--- Begin ---

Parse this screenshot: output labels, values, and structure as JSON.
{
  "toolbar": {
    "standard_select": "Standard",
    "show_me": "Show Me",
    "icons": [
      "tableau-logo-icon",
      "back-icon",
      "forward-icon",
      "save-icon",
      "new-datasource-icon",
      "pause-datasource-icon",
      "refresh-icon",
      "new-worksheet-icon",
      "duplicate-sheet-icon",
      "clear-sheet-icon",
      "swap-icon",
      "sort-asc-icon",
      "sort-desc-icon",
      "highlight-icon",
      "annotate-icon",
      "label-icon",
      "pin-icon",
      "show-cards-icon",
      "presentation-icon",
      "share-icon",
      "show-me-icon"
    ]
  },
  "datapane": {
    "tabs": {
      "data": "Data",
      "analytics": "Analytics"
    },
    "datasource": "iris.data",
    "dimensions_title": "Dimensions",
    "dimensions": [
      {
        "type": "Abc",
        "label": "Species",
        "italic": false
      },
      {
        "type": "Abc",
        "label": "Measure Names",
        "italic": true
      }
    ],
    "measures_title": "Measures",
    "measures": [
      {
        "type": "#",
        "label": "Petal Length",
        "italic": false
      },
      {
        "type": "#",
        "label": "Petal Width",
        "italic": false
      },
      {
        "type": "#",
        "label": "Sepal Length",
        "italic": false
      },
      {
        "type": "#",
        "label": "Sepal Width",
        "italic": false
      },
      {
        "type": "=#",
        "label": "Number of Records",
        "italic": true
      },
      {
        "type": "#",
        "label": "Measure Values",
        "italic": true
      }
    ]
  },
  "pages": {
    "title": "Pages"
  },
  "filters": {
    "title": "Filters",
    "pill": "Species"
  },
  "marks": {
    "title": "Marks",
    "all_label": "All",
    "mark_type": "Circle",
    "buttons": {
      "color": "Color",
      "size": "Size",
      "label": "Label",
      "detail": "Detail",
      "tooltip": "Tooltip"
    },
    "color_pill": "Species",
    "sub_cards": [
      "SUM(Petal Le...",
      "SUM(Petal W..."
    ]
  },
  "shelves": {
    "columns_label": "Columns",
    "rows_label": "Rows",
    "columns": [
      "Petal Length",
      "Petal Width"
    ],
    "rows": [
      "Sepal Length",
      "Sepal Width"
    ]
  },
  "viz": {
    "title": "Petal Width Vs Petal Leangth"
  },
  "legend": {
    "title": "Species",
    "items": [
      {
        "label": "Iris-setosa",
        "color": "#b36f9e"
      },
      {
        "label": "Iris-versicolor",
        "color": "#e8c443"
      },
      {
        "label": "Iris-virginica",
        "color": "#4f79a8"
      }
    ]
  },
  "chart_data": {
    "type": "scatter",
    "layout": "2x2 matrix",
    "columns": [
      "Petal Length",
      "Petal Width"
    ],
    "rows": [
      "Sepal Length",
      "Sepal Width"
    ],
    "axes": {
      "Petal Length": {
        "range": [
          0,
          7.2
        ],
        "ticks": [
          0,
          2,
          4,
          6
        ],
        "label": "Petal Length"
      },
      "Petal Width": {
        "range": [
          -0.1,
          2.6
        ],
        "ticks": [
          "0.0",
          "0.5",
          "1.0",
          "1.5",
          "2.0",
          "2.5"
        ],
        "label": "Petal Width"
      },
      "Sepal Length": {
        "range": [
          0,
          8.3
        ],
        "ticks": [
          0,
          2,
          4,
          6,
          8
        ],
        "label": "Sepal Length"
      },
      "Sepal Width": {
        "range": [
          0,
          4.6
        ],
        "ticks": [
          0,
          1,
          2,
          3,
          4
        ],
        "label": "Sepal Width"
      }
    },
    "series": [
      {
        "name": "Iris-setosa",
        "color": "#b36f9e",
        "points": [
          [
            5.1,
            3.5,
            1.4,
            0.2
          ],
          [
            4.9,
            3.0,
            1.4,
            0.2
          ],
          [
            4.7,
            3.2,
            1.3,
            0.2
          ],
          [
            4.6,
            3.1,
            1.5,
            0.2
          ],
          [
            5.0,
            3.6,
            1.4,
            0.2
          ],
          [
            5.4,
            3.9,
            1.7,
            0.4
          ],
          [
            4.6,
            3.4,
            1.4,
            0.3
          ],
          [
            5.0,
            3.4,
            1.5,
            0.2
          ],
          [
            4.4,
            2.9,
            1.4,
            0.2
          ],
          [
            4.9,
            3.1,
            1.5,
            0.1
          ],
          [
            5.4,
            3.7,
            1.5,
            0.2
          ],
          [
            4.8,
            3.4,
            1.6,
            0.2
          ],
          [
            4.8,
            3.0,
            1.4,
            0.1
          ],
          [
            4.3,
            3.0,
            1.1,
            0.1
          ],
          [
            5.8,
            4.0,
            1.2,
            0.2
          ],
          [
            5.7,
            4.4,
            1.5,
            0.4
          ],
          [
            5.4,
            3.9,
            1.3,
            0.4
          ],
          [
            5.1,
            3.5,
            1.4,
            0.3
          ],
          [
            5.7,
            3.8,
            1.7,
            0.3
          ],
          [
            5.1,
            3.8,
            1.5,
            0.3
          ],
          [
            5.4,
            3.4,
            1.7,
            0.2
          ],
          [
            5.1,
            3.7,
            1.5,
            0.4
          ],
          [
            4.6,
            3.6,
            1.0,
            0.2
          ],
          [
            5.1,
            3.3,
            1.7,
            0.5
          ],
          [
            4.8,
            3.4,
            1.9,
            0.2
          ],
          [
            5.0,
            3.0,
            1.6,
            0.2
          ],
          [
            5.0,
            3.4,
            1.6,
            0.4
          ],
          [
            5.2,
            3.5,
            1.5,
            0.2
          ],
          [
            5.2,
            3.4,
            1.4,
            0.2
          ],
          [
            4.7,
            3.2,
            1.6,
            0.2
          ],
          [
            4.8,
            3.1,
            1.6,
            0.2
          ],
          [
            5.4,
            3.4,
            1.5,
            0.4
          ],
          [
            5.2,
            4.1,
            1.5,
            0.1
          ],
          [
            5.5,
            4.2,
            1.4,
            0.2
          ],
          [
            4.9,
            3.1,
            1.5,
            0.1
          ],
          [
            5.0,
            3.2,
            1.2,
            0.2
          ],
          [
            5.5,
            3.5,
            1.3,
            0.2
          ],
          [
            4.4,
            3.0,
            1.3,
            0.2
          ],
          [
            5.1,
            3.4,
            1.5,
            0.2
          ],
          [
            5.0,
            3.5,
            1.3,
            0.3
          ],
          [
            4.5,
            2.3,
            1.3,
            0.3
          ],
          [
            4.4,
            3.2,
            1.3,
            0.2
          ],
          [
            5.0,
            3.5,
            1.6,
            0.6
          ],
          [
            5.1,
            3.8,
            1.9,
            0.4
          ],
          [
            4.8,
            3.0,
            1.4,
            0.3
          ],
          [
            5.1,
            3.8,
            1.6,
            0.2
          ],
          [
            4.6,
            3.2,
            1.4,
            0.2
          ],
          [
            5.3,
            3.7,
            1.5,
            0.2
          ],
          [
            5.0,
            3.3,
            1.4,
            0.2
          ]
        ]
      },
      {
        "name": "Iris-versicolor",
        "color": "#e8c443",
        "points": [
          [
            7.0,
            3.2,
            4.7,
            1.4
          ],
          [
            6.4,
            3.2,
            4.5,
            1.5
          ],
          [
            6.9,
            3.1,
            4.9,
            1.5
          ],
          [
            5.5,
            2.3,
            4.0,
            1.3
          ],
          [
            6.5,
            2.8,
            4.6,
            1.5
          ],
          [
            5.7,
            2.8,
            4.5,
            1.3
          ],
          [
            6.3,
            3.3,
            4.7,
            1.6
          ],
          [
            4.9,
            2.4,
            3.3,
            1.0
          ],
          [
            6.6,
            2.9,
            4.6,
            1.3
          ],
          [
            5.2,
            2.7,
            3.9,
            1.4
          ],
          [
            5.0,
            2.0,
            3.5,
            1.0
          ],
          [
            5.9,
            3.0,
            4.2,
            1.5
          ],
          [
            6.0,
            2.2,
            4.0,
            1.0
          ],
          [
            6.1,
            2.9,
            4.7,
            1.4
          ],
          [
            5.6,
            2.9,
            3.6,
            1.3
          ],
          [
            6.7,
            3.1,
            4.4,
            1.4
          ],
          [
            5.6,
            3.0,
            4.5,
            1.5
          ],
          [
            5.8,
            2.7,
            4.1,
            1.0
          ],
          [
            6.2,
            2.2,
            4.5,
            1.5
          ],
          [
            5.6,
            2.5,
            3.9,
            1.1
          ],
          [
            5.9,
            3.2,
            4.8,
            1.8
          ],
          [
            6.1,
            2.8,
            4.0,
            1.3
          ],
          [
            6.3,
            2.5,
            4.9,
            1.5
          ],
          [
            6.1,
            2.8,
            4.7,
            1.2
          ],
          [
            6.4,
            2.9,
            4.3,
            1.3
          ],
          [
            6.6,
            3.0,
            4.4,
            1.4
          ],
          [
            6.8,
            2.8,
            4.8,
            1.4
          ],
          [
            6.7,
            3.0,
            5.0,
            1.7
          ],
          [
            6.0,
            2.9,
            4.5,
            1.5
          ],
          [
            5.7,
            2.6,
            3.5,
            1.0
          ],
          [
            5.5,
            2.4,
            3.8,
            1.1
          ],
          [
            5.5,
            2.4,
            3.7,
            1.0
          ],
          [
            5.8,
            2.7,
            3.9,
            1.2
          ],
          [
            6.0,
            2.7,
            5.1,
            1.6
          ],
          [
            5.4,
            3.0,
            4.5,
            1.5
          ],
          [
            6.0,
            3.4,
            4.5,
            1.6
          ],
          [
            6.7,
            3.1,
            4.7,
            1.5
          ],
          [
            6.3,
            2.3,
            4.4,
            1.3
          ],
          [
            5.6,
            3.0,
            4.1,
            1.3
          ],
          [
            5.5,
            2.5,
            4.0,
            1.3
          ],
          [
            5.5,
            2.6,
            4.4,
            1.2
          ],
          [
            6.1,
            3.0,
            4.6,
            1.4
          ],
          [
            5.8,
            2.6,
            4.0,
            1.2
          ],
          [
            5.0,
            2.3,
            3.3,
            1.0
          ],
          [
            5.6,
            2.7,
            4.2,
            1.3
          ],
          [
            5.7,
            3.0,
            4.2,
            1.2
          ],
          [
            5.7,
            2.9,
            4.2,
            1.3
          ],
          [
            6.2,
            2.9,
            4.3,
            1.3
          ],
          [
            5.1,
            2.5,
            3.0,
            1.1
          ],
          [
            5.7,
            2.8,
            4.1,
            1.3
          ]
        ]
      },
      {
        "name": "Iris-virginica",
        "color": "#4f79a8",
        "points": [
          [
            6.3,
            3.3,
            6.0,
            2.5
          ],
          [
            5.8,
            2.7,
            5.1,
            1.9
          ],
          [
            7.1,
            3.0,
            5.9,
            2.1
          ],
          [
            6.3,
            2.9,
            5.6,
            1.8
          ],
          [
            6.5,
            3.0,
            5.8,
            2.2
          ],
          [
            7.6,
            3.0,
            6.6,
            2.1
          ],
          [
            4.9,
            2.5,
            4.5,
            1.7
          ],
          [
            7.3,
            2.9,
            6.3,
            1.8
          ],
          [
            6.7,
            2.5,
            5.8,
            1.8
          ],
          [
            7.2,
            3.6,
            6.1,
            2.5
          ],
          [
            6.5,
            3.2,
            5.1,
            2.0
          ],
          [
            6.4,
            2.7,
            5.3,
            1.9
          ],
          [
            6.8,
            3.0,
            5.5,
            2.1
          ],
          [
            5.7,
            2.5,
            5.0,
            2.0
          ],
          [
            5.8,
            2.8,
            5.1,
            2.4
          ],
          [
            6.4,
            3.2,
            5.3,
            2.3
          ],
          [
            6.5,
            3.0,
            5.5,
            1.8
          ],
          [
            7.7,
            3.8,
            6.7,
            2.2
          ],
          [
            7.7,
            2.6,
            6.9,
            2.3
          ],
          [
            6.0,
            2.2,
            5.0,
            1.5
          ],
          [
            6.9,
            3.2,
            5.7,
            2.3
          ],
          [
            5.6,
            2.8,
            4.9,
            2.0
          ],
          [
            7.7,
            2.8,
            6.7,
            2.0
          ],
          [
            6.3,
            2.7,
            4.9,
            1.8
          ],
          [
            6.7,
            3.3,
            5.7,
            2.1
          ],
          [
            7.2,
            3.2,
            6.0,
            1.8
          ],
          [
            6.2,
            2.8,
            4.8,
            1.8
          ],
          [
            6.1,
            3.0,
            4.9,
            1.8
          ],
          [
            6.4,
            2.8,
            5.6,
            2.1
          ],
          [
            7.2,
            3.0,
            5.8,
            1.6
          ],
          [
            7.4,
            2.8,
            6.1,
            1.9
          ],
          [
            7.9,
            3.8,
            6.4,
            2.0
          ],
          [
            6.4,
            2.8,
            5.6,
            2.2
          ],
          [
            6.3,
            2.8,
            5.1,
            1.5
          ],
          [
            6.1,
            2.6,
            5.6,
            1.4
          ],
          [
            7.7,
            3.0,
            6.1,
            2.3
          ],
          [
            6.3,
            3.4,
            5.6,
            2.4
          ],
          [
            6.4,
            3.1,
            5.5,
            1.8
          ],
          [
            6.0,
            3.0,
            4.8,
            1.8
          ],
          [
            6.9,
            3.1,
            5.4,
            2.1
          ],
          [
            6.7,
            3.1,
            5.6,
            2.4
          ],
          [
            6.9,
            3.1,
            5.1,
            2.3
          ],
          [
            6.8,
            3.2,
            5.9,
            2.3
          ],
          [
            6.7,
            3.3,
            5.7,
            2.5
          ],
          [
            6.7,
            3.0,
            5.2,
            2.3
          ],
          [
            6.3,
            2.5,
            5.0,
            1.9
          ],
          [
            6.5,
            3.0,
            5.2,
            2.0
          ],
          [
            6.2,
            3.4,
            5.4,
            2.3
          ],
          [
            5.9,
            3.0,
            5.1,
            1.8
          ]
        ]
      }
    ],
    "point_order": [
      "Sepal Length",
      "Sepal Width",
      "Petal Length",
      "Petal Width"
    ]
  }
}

--- End ---

[Goal] From the material given, work out how many lines hold the string "Species"; state that number and nothing further.

[Full response] 4